— start of RECORDS PROVIDED —

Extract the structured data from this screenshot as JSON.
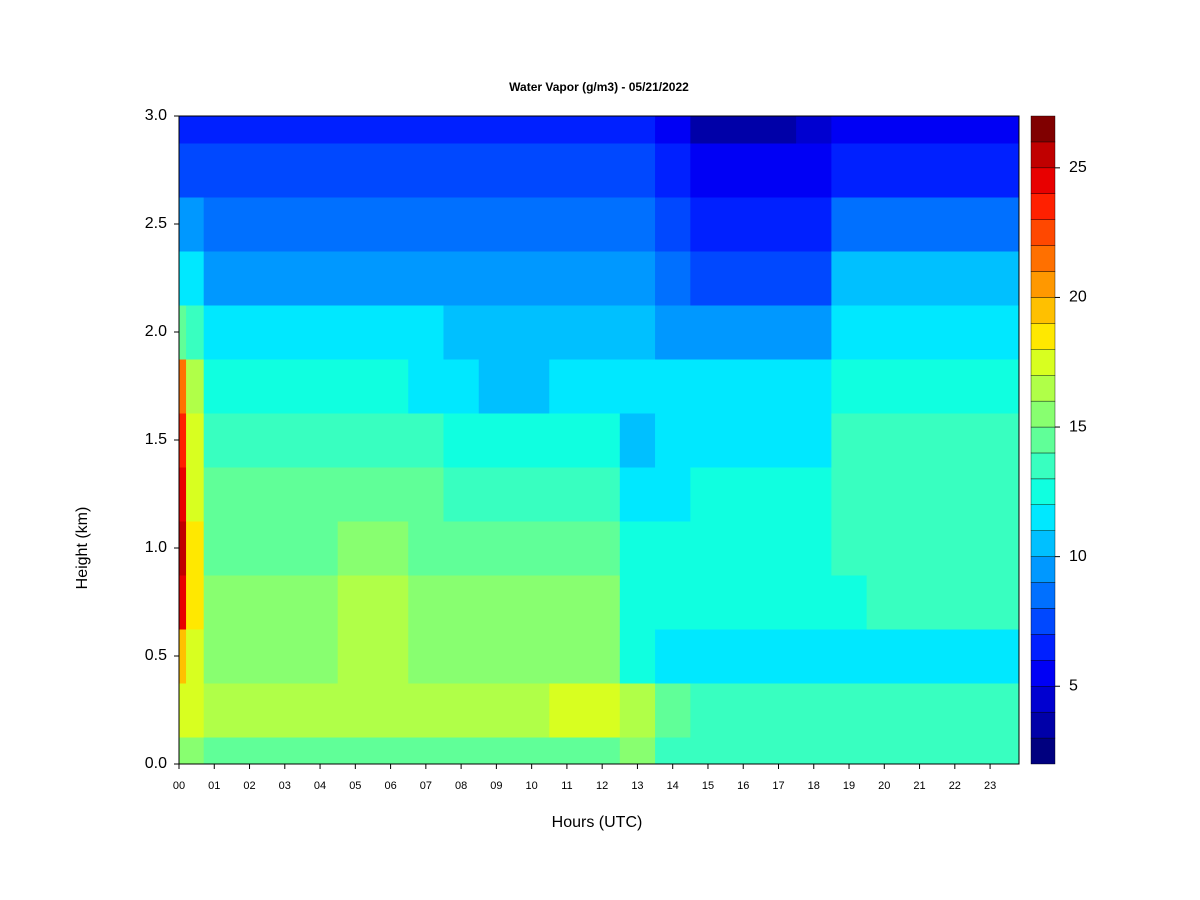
{
  "chart_data": {
    "type": "heatmap",
    "title": "Water Vapor (g/m3) - 05/21/2022",
    "xlabel": "Hours (UTC)",
    "ylabel": "Height (km)",
    "x": [
      0,
      0.4,
      1,
      2,
      3,
      4,
      5,
      6,
      7,
      8,
      9,
      10,
      11,
      12,
      13,
      14,
      15,
      16,
      17,
      18,
      19,
      20,
      21,
      22,
      23
    ],
    "y": [
      0,
      0.25,
      0.5,
      0.75,
      1.0,
      1.25,
      1.5,
      1.75,
      2.0,
      2.25,
      2.5,
      2.75,
      3.0
    ],
    "z": [
      [
        15,
        15,
        14,
        14,
        14,
        14,
        14,
        14,
        14,
        14,
        14,
        14,
        14,
        14,
        15,
        13,
        13,
        13,
        13,
        13,
        13,
        13,
        13,
        13,
        13
      ],
      [
        17,
        17,
        16,
        16,
        16,
        16,
        16,
        16,
        16,
        16,
        16,
        16,
        17,
        17,
        16,
        14,
        13,
        13,
        13,
        13,
        13,
        13,
        13,
        13,
        13
      ],
      [
        19,
        17,
        15,
        15,
        15,
        15,
        16,
        16,
        15,
        15,
        15,
        15,
        15,
        15,
        12,
        11,
        11,
        11,
        11,
        11,
        11,
        11,
        11,
        11,
        11
      ],
      [
        24,
        18,
        15,
        15,
        15,
        15,
        16,
        16,
        15,
        15,
        15,
        15,
        15,
        15,
        12,
        12,
        12,
        12,
        12,
        12,
        12,
        13,
        13,
        13,
        13
      ],
      [
        25,
        18,
        14,
        14,
        14,
        14,
        15,
        15,
        14,
        14,
        14,
        14,
        14,
        14,
        12,
        12,
        12,
        12,
        12,
        12,
        13,
        13,
        13,
        13,
        13
      ],
      [
        24,
        17,
        14,
        14,
        14,
        14,
        14,
        14,
        14,
        13,
        13,
        13,
        13,
        13,
        11,
        11,
        12,
        12,
        12,
        12,
        13,
        13,
        13,
        13,
        13
      ],
      [
        23,
        17,
        13,
        13,
        13,
        13,
        13,
        13,
        13,
        12,
        12,
        12,
        12,
        12,
        10,
        11,
        11,
        11,
        11,
        11,
        13,
        13,
        13,
        13,
        13
      ],
      [
        21,
        16,
        12,
        12,
        12,
        12,
        12,
        12,
        11,
        11,
        10,
        10,
        11,
        11,
        11,
        11,
        11,
        11,
        11,
        11,
        12,
        12,
        12,
        12,
        12
      ],
      [
        14,
        13,
        11,
        11,
        11,
        11,
        11,
        11,
        11,
        10,
        10,
        10,
        10,
        10,
        10,
        9,
        9,
        9,
        9,
        9,
        11,
        11,
        11,
        11,
        11
      ],
      [
        11,
        11,
        9,
        9,
        9,
        9,
        9,
        9,
        9,
        9,
        9,
        9,
        9,
        9,
        9,
        8,
        7,
        7,
        7,
        7,
        10,
        10,
        10,
        10,
        10
      ],
      [
        9,
        9,
        8,
        8,
        8,
        8,
        8,
        8,
        8,
        8,
        8,
        8,
        8,
        8,
        8,
        7,
        6,
        6,
        6,
        6,
        8,
        8,
        8,
        8,
        8
      ],
      [
        7,
        7,
        7,
        7,
        7,
        7,
        7,
        7,
        7,
        7,
        7,
        7,
        7,
        7,
        7,
        6,
        5,
        5,
        5,
        5,
        6,
        6,
        6,
        6,
        6
      ],
      [
        6,
        6,
        6,
        6,
        6,
        6,
        6,
        6,
        6,
        6,
        6,
        6,
        6,
        6,
        6,
        5,
        3,
        3,
        3,
        4,
        5,
        5,
        5,
        5,
        5
      ]
    ],
    "xlim": [
      0,
      23.82
    ],
    "ylim": [
      0,
      3.0
    ],
    "xticks": [
      {
        "value": 0,
        "label": "00"
      },
      {
        "value": 1,
        "label": "01"
      },
      {
        "value": 2,
        "label": "02"
      },
      {
        "value": 3,
        "label": "03"
      },
      {
        "value": 4,
        "label": "04"
      },
      {
        "value": 5,
        "label": "05"
      },
      {
        "value": 6,
        "label": "06"
      },
      {
        "value": 7,
        "label": "07"
      },
      {
        "value": 8,
        "label": "08"
      },
      {
        "value": 9,
        "label": "09"
      },
      {
        "value": 10,
        "label": "10"
      },
      {
        "value": 11,
        "label": "11"
      },
      {
        "value": 12,
        "label": "12"
      },
      {
        "value": 13,
        "label": "13"
      },
      {
        "value": 14,
        "label": "14"
      },
      {
        "value": 15,
        "label": "15"
      },
      {
        "value": 16,
        "label": "16"
      },
      {
        "value": 17,
        "label": "17"
      },
      {
        "value": 18,
        "label": "18"
      },
      {
        "value": 19,
        "label": "19"
      },
      {
        "value": 20,
        "label": "20"
      },
      {
        "value": 21,
        "label": "21"
      },
      {
        "value": 22,
        "label": "22"
      },
      {
        "value": 23,
        "label": "23"
      }
    ],
    "yticks": [
      {
        "value": 0,
        "label": "0.0"
      },
      {
        "value": 0.5,
        "label": "0.5"
      },
      {
        "value": 1.0,
        "label": "1.0"
      },
      {
        "value": 1.5,
        "label": "1.5"
      },
      {
        "value": 2.0,
        "label": "2.0"
      },
      {
        "value": 2.5,
        "label": "2.5"
      },
      {
        "value": 3.0,
        "label": "3.0"
      }
    ],
    "levels": [
      2,
      3,
      4,
      5,
      6,
      7,
      8,
      9,
      10,
      11,
      12,
      13,
      14,
      15,
      16,
      17,
      18,
      19,
      20,
      21,
      22,
      23,
      24,
      25,
      26,
      27
    ],
    "colors": [
      "#00007f",
      "#0000a8",
      "#0000d0",
      "#0000f5",
      "#0020ff",
      "#0048ff",
      "#0070ff",
      "#0098ff",
      "#00c0ff",
      "#00e8ff",
      "#10ffe0",
      "#38ffc0",
      "#60ff98",
      "#88ff70",
      "#b0ff48",
      "#d8ff20",
      "#ffe800",
      "#ffc000",
      "#ff9800",
      "#ff7000",
      "#ff4800",
      "#ff2000",
      "#e80000",
      "#c00000",
      "#800000"
    ],
    "colorbar_ticks": [
      5,
      10,
      15,
      20,
      25
    ]
  }
}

— end of RECORDS PROVIDED —

__TASK GOAL__: Copy out all the data exactly; skip the pictures.

__RESULT OF THE EXERCISE__:
Extract the structured data from this screenshot as JSON.
{
  "chart_data": {
    "type": "heatmap",
    "title": "Water Vapor (g/m3) - 05/21/2022",
    "xlabel": "Hours (UTC)",
    "ylabel": "Height (km)",
    "x": [
      0,
      0.4,
      1,
      2,
      3,
      4,
      5,
      6,
      7,
      8,
      9,
      10,
      11,
      12,
      13,
      14,
      15,
      16,
      17,
      18,
      19,
      20,
      21,
      22,
      23
    ],
    "y": [
      0,
      0.25,
      0.5,
      0.75,
      1.0,
      1.25,
      1.5,
      1.75,
      2.0,
      2.25,
      2.5,
      2.75,
      3.0
    ],
    "z": [
      [
        15,
        15,
        14,
        14,
        14,
        14,
        14,
        14,
        14,
        14,
        14,
        14,
        14,
        14,
        15,
        13,
        13,
        13,
        13,
        13,
        13,
        13,
        13,
        13,
        13
      ],
      [
        17,
        17,
        16,
        16,
        16,
        16,
        16,
        16,
        16,
        16,
        16,
        16,
        17,
        17,
        16,
        14,
        13,
        13,
        13,
        13,
        13,
        13,
        13,
        13,
        13
      ],
      [
        19,
        17,
        15,
        15,
        15,
        15,
        16,
        16,
        15,
        15,
        15,
        15,
        15,
        15,
        12,
        11,
        11,
        11,
        11,
        11,
        11,
        11,
        11,
        11,
        11
      ],
      [
        24,
        18,
        15,
        15,
        15,
        15,
        16,
        16,
        15,
        15,
        15,
        15,
        15,
        15,
        12,
        12,
        12,
        12,
        12,
        12,
        12,
        13,
        13,
        13,
        13
      ],
      [
        25,
        18,
        14,
        14,
        14,
        14,
        15,
        15,
        14,
        14,
        14,
        14,
        14,
        14,
        12,
        12,
        12,
        12,
        12,
        12,
        13,
        13,
        13,
        13,
        13
      ],
      [
        24,
        17,
        14,
        14,
        14,
        14,
        14,
        14,
        14,
        13,
        13,
        13,
        13,
        13,
        11,
        11,
        12,
        12,
        12,
        12,
        13,
        13,
        13,
        13,
        13
      ],
      [
        23,
        17,
        13,
        13,
        13,
        13,
        13,
        13,
        13,
        12,
        12,
        12,
        12,
        12,
        10,
        11,
        11,
        11,
        11,
        11,
        13,
        13,
        13,
        13,
        13
      ],
      [
        21,
        16,
        12,
        12,
        12,
        12,
        12,
        12,
        11,
        11,
        10,
        10,
        11,
        11,
        11,
        11,
        11,
        11,
        11,
        11,
        12,
        12,
        12,
        12,
        12
      ],
      [
        14,
        13,
        11,
        11,
        11,
        11,
        11,
        11,
        11,
        10,
        10,
        10,
        10,
        10,
        10,
        9,
        9,
        9,
        9,
        9,
        11,
        11,
        11,
        11,
        11
      ],
      [
        11,
        11,
        9,
        9,
        9,
        9,
        9,
        9,
        9,
        9,
        9,
        9,
        9,
        9,
        9,
        8,
        7,
        7,
        7,
        7,
        10,
        10,
        10,
        10,
        10
      ],
      [
        9,
        9,
        8,
        8,
        8,
        8,
        8,
        8,
        8,
        8,
        8,
        8,
        8,
        8,
        8,
        7,
        6,
        6,
        6,
        6,
        8,
        8,
        8,
        8,
        8
      ],
      [
        7,
        7,
        7,
        7,
        7,
        7,
        7,
        7,
        7,
        7,
        7,
        7,
        7,
        7,
        7,
        6,
        5,
        5,
        5,
        5,
        6,
        6,
        6,
        6,
        6
      ],
      [
        6,
        6,
        6,
        6,
        6,
        6,
        6,
        6,
        6,
        6,
        6,
        6,
        6,
        6,
        6,
        5,
        3,
        3,
        3,
        4,
        5,
        5,
        5,
        5,
        5
      ]
    ],
    "xlim": [
      0,
      23.82
    ],
    "ylim": [
      0,
      3.0
    ],
    "xticks": [
      {
        "value": 0,
        "label": "00"
      },
      {
        "value": 1,
        "label": "01"
      },
      {
        "value": 2,
        "label": "02"
      },
      {
        "value": 3,
        "label": "03"
      },
      {
        "value": 4,
        "label": "04"
      },
      {
        "value": 5,
        "label": "05"
      },
      {
        "value": 6,
        "label": "06"
      },
      {
        "value": 7,
        "label": "07"
      },
      {
        "value": 8,
        "label": "08"
      },
      {
        "value": 9,
        "label": "09"
      },
      {
        "value": 10,
        "label": "10"
      },
      {
        "value": 11,
        "label": "11"
      },
      {
        "value": 12,
        "label": "12"
      },
      {
        "value": 13,
        "label": "13"
      },
      {
        "value": 14,
        "label": "14"
      },
      {
        "value": 15,
        "label": "15"
      },
      {
        "value": 16,
        "label": "16"
      },
      {
        "value": 17,
        "label": "17"
      },
      {
        "value": 18,
        "label": "18"
      },
      {
        "value": 19,
        "label": "19"
      },
      {
        "value": 20,
        "label": "20"
      },
      {
        "value": 21,
        "label": "21"
      },
      {
        "value": 22,
        "label": "22"
      },
      {
        "value": 23,
        "label": "23"
      }
    ],
    "yticks": [
      {
        "value": 0,
        "label": "0.0"
      },
      {
        "value": 0.5,
        "label": "0.5"
      },
      {
        "value": 1.0,
        "label": "1.0"
      },
      {
        "value": 1.5,
        "label": "1.5"
      },
      {
        "value": 2.0,
        "label": "2.0"
      },
      {
        "value": 2.5,
        "label": "2.5"
      },
      {
        "value": 3.0,
        "label": "3.0"
      }
    ],
    "levels": [
      2,
      3,
      4,
      5,
      6,
      7,
      8,
      9,
      10,
      11,
      12,
      13,
      14,
      15,
      16,
      17,
      18,
      19,
      20,
      21,
      22,
      23,
      24,
      25,
      26,
      27
    ],
    "colors": [
      "#00007f",
      "#0000a8",
      "#0000d0",
      "#0000f5",
      "#0020ff",
      "#0048ff",
      "#0070ff",
      "#0098ff",
      "#00c0ff",
      "#00e8ff",
      "#10ffe0",
      "#38ffc0",
      "#60ff98",
      "#88ff70",
      "#b0ff48",
      "#d8ff20",
      "#ffe800",
      "#ffc000",
      "#ff9800",
      "#ff7000",
      "#ff4800",
      "#ff2000",
      "#e80000",
      "#c00000",
      "#800000"
    ],
    "colorbar_ticks": [
      5,
      10,
      15,
      20,
      25
    ]
  }
}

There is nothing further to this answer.